= Listings of boxed layout items =
::::::::::
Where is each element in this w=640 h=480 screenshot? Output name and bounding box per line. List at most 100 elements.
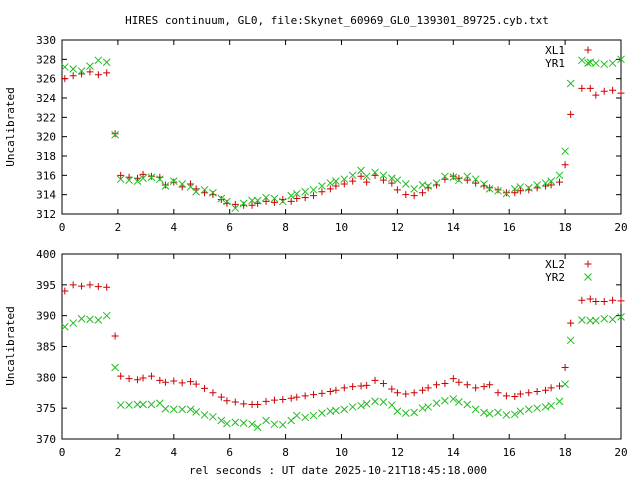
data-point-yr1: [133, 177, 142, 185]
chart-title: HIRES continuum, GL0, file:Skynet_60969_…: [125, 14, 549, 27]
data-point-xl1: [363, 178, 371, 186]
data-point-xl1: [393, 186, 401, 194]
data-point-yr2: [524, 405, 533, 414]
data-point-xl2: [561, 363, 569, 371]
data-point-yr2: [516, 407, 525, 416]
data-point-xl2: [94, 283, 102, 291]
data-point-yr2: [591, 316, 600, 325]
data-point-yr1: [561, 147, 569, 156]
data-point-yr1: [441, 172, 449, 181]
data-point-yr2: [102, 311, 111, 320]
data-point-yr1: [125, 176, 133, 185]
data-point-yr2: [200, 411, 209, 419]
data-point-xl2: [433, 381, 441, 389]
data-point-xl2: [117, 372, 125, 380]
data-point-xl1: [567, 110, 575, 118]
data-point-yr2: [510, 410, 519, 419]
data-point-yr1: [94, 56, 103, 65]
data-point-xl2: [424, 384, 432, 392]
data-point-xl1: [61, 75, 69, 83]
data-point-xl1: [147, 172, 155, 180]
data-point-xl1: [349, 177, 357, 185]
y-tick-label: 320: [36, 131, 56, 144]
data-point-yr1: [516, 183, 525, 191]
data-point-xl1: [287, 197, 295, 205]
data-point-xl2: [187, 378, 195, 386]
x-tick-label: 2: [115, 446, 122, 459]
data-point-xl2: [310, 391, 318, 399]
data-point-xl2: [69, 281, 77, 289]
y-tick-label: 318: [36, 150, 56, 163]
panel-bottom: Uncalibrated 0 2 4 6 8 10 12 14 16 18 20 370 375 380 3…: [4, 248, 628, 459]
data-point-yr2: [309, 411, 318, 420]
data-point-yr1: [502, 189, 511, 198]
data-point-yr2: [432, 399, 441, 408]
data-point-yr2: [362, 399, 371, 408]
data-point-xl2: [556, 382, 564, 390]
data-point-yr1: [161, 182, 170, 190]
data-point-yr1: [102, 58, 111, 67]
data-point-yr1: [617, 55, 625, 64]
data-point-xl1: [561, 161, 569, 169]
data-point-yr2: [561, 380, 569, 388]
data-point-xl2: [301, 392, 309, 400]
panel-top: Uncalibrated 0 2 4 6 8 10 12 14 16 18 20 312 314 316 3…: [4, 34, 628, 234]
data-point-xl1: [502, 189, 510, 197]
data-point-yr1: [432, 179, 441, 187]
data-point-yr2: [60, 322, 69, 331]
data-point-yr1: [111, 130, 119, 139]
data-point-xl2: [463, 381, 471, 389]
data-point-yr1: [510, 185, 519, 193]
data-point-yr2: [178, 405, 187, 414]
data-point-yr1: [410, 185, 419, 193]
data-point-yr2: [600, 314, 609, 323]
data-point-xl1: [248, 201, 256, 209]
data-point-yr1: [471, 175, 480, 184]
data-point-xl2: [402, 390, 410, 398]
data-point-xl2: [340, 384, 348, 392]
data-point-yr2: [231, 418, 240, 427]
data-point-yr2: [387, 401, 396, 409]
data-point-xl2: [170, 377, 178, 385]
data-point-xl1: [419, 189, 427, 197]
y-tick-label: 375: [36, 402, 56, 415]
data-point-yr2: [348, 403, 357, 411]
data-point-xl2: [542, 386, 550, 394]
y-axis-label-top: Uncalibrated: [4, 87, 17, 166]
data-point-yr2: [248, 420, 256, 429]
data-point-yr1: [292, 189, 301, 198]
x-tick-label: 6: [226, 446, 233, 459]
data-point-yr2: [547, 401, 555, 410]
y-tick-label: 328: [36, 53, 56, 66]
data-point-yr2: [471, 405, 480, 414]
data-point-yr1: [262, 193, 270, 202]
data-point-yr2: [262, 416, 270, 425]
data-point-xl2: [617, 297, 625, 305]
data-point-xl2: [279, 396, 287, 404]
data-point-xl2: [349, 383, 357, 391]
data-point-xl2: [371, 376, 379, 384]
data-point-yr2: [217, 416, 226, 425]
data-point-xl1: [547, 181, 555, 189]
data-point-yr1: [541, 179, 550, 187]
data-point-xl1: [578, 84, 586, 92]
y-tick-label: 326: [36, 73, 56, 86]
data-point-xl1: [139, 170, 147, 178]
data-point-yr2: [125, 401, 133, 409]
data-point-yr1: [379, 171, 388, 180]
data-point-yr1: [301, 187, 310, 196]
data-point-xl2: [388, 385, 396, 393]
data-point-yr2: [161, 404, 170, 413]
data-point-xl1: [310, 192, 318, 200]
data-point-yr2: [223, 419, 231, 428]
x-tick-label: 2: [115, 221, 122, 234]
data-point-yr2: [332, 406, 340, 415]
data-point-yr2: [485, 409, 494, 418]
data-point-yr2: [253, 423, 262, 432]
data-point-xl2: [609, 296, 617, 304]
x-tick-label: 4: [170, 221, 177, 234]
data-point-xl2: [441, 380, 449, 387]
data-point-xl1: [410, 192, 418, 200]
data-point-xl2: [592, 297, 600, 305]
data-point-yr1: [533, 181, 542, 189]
::::::::::
= PROBLEM TO WORK ON =
Copy out all of the material above word for word, leaving out the pictures.

= EXPECTED OUTPUT =
Where is each element in this w=640 h=480 screenshot? Output name and bounding box per line. List at most 100 elements.
data-point-yr1: [133, 177, 142, 185]
chart-title: HIRES continuum, GL0, file:Skynet_60969_…: [125, 14, 549, 27]
data-point-xl1: [363, 178, 371, 186]
data-point-xl1: [393, 186, 401, 194]
data-point-yr2: [524, 405, 533, 414]
data-point-xl2: [561, 363, 569, 371]
data-point-yr2: [516, 407, 525, 416]
data-point-xl2: [94, 283, 102, 291]
data-point-yr2: [591, 316, 600, 325]
data-point-yr1: [561, 147, 569, 156]
data-point-yr1: [441, 172, 449, 181]
data-point-yr2: [102, 311, 111, 320]
data-point-yr1: [125, 176, 133, 185]
data-point-yr2: [200, 411, 209, 419]
data-point-xl2: [433, 381, 441, 389]
data-point-xl2: [117, 372, 125, 380]
data-point-xl1: [567, 110, 575, 118]
data-point-yr2: [510, 410, 519, 419]
data-point-yr1: [94, 56, 103, 65]
data-point-xl2: [424, 384, 432, 392]
data-point-xl1: [61, 75, 69, 83]
data-point-xl1: [147, 172, 155, 180]
data-point-xl1: [349, 177, 357, 185]
y-tick-label: 320: [36, 131, 56, 144]
data-point-yr1: [516, 183, 525, 191]
data-point-xl1: [287, 197, 295, 205]
data-point-xl2: [187, 378, 195, 386]
x-tick-label: 2: [115, 446, 122, 459]
data-point-xl2: [310, 391, 318, 399]
data-point-xl2: [69, 281, 77, 289]
y-tick-label: 318: [36, 150, 56, 163]
panel-bottom: Uncalibrated 0 2 4 6 8 10 12 14 16 18 20 370 375 380 3…: [4, 248, 628, 459]
data-point-yr2: [309, 411, 318, 420]
data-point-yr1: [502, 189, 511, 198]
data-point-yr2: [432, 399, 441, 408]
data-point-yr2: [362, 399, 371, 408]
data-point-xl2: [556, 382, 564, 390]
data-point-yr1: [161, 182, 170, 190]
data-point-yr1: [102, 58, 111, 67]
data-point-yr1: [617, 55, 625, 64]
data-point-xl1: [561, 161, 569, 169]
data-point-yr2: [561, 380, 569, 388]
data-point-xl2: [301, 392, 309, 400]
panel-top: Uncalibrated 0 2 4 6 8 10 12 14 16 18 20 312 314 316 3…: [4, 34, 628, 234]
data-point-xl1: [502, 189, 510, 197]
data-point-yr1: [432, 179, 441, 187]
data-point-yr2: [60, 322, 69, 331]
data-point-yr1: [111, 130, 119, 139]
data-point-xl2: [463, 381, 471, 389]
data-point-yr1: [510, 185, 519, 193]
data-point-yr2: [178, 405, 187, 414]
data-point-yr1: [410, 185, 419, 193]
data-point-yr2: [600, 314, 609, 323]
data-point-xl1: [248, 201, 256, 209]
data-point-yr1: [471, 175, 480, 184]
data-point-xl2: [402, 390, 410, 398]
data-point-xl2: [340, 384, 348, 392]
data-point-yr2: [231, 418, 240, 427]
data-point-yr2: [387, 401, 396, 409]
data-point-xl2: [170, 377, 178, 385]
data-point-xl1: [419, 189, 427, 197]
y-tick-label: 375: [36, 402, 56, 415]
data-point-yr2: [348, 403, 357, 411]
data-point-xl2: [542, 386, 550, 394]
y-axis-label-top: Uncalibrated: [4, 87, 17, 166]
data-point-yr2: [248, 420, 256, 429]
data-point-yr1: [292, 189, 301, 198]
x-tick-label: 6: [226, 446, 233, 459]
data-point-yr2: [547, 401, 555, 410]
y-tick-label: 328: [36, 53, 56, 66]
data-point-yr2: [471, 405, 480, 414]
data-point-yr1: [262, 193, 270, 202]
data-point-yr2: [262, 416, 270, 425]
data-point-xl2: [617, 297, 625, 305]
data-point-xl2: [279, 396, 287, 404]
data-point-xl2: [349, 383, 357, 391]
data-point-xl2: [371, 376, 379, 384]
data-point-yr2: [217, 416, 226, 425]
data-point-xl1: [547, 181, 555, 189]
data-point-yr1: [541, 179, 550, 187]
data-point-xl1: [578, 84, 586, 92]
y-tick-label: 326: [36, 73, 56, 86]
data-point-xl1: [139, 170, 147, 178]
data-point-yr2: [125, 401, 133, 409]
data-point-yr1: [379, 171, 388, 180]
data-point-yr1: [301, 187, 310, 196]
data-point-xl2: [388, 385, 396, 393]
data-point-yr2: [161, 404, 170, 413]
data-point-xl1: [310, 192, 318, 200]
data-point-yr2: [223, 419, 231, 428]
x-tick-label: 2: [115, 221, 122, 234]
data-point-yr2: [332, 406, 340, 415]
data-point-yr2: [485, 409, 494, 418]
data-point-yr2: [253, 423, 262, 432]
data-point-xl2: [609, 296, 617, 304]
x-tick-label: 4: [170, 221, 177, 234]
data-point-xl2: [441, 380, 449, 387]
data-point-xl1: [410, 192, 418, 200]
data-point-xl2: [592, 297, 600, 305]
data-point-yr1: [533, 181, 542, 189]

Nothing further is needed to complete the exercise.